_Selected text_.
“If the situation in the south does not change and we have
another decade that is lost in the process of negotiation with nothing coming
out, one can’t rule out the fact that people would look for alternatives,
particularly those who are exposed to social media, who have abilities to
interact with other students and those who have freedom of traveling and going
to some of these places of radicalization,” Asif Anwar Ahmad told journalists
at a reception he hosted at his residence.
BBL, a proposed legislation that will establish a more
powerful autonomous region for minority Muslims in Southern Philippines under
the historic peace deal that was signed in March 2014, was stalled in 2015 when
some fighters of the Moro Islamic Liberation Front (MILF) got involved in a
firefight with elite Philippine National Police (PNP) commandos hunting down
Malaysian terrorist Zulkifli bin Hir, alias Marwan, in Mamasapano town,
Maguindanao.
Marwan was killed in the operation, but as the police pulled
out, an encounter with the Muslim rebels erupted, killing 44 members of the PNP
Special Action Force. Their deaths stirred public outrage and prompted several
lawmakers to withdraw support for the bill.
Philippine officials raised concerns that the delay in the
full implementation of the peace deal may resume armed hostilities with the rebels
in Southern Mindanao, where the Al-Qaeda-linked Abu Sayyaf, which is on the
United States’ list of terrorist groups and notorious for kidnap for ransom
activities, abduction of foreigners and beheading its hostages, is also based.

_Data_.
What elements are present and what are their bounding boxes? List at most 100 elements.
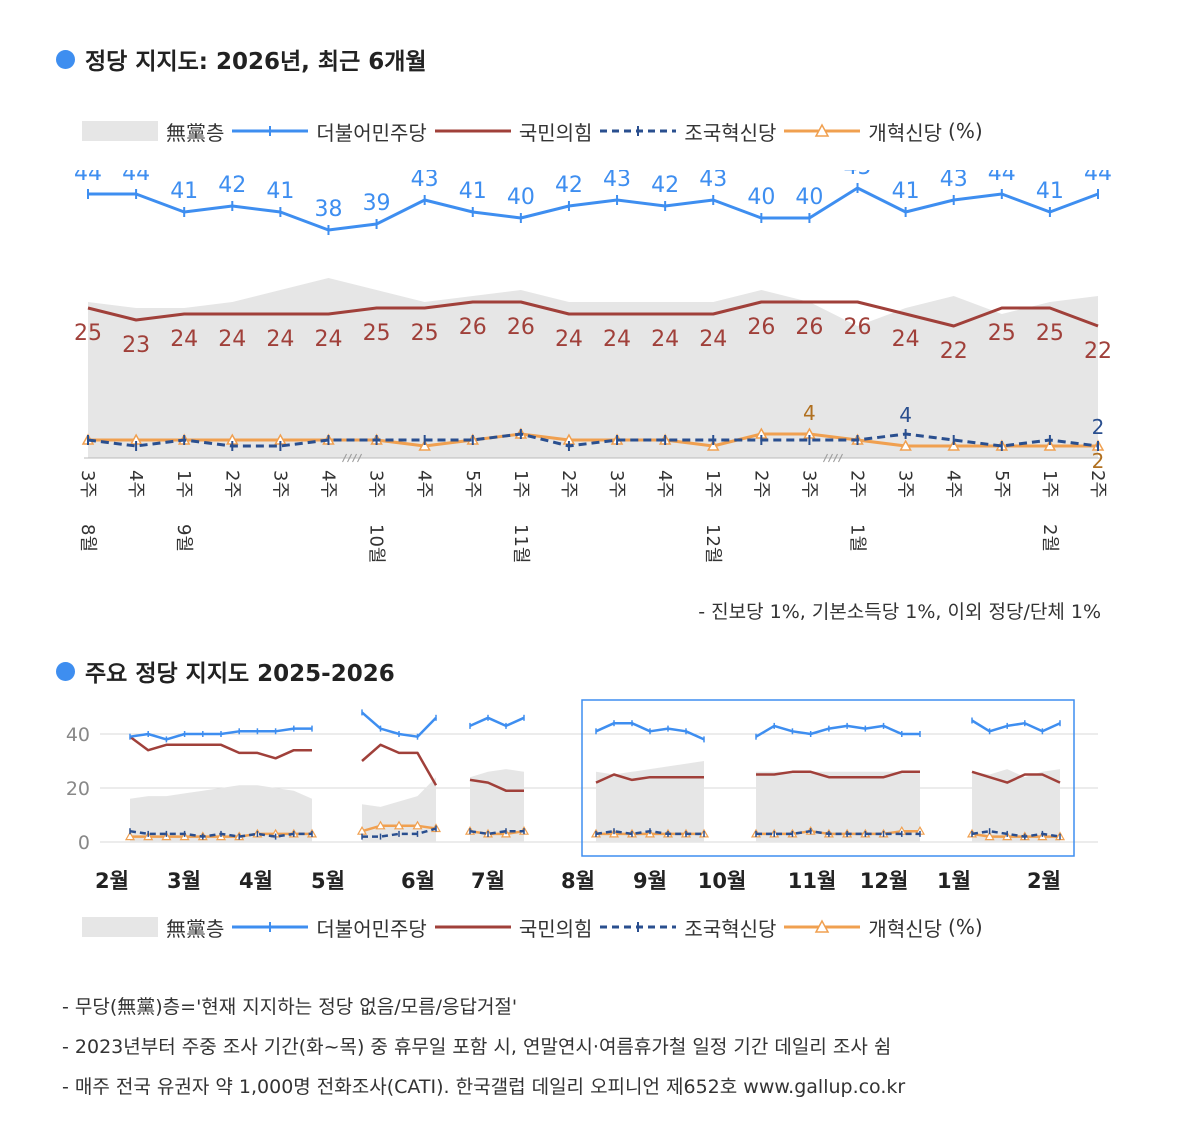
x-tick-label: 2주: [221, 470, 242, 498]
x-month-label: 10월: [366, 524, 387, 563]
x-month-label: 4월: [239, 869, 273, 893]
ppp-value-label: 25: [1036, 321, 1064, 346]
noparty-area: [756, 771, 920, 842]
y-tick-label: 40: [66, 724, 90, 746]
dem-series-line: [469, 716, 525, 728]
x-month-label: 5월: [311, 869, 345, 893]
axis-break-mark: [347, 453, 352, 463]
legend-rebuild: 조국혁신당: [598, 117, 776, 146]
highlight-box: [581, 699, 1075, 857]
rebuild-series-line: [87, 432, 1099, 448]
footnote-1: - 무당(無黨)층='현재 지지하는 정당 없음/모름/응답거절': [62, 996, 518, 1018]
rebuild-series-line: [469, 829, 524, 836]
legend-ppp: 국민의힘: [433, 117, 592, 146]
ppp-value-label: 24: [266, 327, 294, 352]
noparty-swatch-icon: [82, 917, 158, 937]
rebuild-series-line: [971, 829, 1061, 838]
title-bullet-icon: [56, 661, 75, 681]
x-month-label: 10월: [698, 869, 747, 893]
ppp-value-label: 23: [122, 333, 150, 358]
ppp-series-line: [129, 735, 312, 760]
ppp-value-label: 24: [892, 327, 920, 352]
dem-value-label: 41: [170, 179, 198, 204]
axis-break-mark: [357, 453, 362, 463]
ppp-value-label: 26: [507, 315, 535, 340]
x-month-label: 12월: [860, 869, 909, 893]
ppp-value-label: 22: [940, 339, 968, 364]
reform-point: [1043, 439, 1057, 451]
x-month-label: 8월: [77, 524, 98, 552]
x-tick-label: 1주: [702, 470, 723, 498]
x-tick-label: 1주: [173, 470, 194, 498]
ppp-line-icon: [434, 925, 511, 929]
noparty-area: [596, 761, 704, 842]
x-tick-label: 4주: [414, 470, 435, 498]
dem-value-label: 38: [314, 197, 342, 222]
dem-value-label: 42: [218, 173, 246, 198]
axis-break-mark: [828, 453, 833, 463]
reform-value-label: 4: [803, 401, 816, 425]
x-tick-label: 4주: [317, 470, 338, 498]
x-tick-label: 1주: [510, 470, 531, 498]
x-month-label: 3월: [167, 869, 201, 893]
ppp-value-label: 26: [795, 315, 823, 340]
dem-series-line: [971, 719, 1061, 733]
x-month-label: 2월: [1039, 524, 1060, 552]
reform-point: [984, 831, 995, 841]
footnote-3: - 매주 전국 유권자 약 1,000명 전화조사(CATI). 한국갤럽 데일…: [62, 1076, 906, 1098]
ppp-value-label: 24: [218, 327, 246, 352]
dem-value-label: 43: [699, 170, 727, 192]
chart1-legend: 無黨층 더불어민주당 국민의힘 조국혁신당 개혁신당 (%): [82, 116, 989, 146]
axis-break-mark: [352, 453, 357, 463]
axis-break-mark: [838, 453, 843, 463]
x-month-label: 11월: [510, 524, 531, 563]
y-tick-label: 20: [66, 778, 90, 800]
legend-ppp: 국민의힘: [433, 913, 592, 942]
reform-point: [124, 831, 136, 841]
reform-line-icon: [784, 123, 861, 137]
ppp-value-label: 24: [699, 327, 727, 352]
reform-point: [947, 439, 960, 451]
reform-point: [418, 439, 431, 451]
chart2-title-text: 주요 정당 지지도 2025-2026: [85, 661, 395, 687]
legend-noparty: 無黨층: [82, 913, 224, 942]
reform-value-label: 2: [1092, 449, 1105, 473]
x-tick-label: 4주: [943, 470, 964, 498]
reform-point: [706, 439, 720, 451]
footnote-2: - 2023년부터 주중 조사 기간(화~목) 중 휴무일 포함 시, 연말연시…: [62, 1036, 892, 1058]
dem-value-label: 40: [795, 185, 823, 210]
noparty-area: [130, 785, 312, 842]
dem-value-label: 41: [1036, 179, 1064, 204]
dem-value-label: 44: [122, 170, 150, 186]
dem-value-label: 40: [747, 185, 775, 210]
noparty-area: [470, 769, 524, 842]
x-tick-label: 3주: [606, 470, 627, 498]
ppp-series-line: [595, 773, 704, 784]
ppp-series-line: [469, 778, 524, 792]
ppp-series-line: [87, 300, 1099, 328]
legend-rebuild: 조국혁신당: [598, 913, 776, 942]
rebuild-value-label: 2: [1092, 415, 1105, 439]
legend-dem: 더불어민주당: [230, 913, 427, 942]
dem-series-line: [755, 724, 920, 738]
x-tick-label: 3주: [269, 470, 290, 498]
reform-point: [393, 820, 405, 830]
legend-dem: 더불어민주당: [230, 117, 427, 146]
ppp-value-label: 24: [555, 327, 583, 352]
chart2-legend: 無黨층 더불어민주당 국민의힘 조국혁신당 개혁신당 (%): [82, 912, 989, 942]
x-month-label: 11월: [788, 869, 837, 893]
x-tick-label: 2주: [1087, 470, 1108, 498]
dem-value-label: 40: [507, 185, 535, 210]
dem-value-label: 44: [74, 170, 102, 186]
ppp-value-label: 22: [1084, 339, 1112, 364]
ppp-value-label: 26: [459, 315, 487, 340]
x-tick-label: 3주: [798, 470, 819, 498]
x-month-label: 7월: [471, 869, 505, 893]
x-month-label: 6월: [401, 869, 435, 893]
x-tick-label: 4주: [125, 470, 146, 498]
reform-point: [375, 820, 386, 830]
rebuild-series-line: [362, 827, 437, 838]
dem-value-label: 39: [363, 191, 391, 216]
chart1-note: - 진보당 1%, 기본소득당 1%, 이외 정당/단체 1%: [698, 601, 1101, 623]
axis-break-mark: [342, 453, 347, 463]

_Given task_.
Retype the passage of the text about the stalled peace legislation, starting with "Marwan was killed" and going on through "is also based.".

_Response to the exercise_.
Marwan was killed in the operation, but as the police pulled
out, an encounter with the Muslim rebels erupted, killing 44 members of the PNP
Special Action Force. Their deaths stirred public outrage and prompted several
lawmakers to withdraw support for the bill.
Philippine officials raised concerns that the delay in the
full implementation of the peace deal may resume armed hostilities with the rebels
in Southern Mindanao, where the Al-Qaeda-linked Abu Sayyaf, which is on the
United States’ list of terrorist groups and notorious for kidnap for ransom
activities, abduction of foreigners and beheading its hostages, is also based.